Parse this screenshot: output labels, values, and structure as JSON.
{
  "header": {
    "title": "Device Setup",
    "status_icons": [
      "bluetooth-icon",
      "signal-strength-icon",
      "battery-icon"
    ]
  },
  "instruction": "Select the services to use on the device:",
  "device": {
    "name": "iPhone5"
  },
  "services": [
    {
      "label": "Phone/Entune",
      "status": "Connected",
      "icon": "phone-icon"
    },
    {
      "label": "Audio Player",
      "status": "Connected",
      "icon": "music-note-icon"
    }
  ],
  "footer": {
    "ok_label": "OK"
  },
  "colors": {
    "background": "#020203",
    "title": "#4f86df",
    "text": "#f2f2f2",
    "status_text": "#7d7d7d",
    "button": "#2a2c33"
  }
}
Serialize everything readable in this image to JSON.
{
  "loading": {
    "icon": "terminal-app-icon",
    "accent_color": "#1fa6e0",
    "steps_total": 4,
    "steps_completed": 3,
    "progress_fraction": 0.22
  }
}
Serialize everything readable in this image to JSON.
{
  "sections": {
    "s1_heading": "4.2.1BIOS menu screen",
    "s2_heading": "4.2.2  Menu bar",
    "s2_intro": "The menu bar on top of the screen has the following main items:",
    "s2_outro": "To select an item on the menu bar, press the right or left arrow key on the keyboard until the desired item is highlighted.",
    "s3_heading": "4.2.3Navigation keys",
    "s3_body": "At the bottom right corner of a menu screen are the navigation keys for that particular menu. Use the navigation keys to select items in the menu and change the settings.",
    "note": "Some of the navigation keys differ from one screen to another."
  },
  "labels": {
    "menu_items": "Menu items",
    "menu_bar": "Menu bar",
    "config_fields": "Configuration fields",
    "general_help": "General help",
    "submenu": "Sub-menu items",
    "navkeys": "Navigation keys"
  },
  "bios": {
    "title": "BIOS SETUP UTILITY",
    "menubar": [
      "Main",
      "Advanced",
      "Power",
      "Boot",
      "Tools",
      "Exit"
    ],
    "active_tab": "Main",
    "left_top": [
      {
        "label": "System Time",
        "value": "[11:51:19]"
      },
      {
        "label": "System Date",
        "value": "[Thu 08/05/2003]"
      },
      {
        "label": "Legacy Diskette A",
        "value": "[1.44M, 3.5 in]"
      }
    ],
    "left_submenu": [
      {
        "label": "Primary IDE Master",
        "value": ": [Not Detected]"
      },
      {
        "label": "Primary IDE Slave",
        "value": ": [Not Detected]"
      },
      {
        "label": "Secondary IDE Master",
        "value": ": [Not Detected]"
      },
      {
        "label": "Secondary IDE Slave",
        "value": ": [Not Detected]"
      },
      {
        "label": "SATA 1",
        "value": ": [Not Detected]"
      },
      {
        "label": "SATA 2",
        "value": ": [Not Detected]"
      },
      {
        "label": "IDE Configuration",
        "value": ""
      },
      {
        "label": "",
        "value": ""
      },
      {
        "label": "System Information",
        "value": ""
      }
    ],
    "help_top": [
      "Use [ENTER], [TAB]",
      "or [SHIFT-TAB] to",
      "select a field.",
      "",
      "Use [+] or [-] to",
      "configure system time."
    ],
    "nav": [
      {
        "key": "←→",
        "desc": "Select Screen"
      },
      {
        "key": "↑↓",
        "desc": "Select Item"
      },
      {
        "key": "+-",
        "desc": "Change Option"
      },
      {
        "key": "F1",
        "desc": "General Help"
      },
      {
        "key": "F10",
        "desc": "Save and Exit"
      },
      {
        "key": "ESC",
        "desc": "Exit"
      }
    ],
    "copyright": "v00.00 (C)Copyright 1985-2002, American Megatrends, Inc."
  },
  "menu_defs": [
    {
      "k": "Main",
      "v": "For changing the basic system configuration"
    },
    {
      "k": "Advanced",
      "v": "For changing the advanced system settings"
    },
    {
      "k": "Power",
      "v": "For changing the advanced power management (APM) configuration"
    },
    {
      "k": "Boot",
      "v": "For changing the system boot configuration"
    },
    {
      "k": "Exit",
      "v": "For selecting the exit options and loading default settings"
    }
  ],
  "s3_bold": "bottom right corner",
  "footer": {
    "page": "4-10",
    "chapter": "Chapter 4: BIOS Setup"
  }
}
────────────────────
## WHAT THE TASK ASKS
Pick out every line holding the string "keys" and return it.

## THE OUTPUT
    "s3_heading": "4.2.3Navigation keys",
    "s3_body": "At the bottom right corner of a menu screen are the navigation keys for that particular menu. Use the navigation keys to select items in the menu and change the settings.",
    "note": "Some of the navigation keys differ from one screen to another."
    "navkeys": "Navigation keys"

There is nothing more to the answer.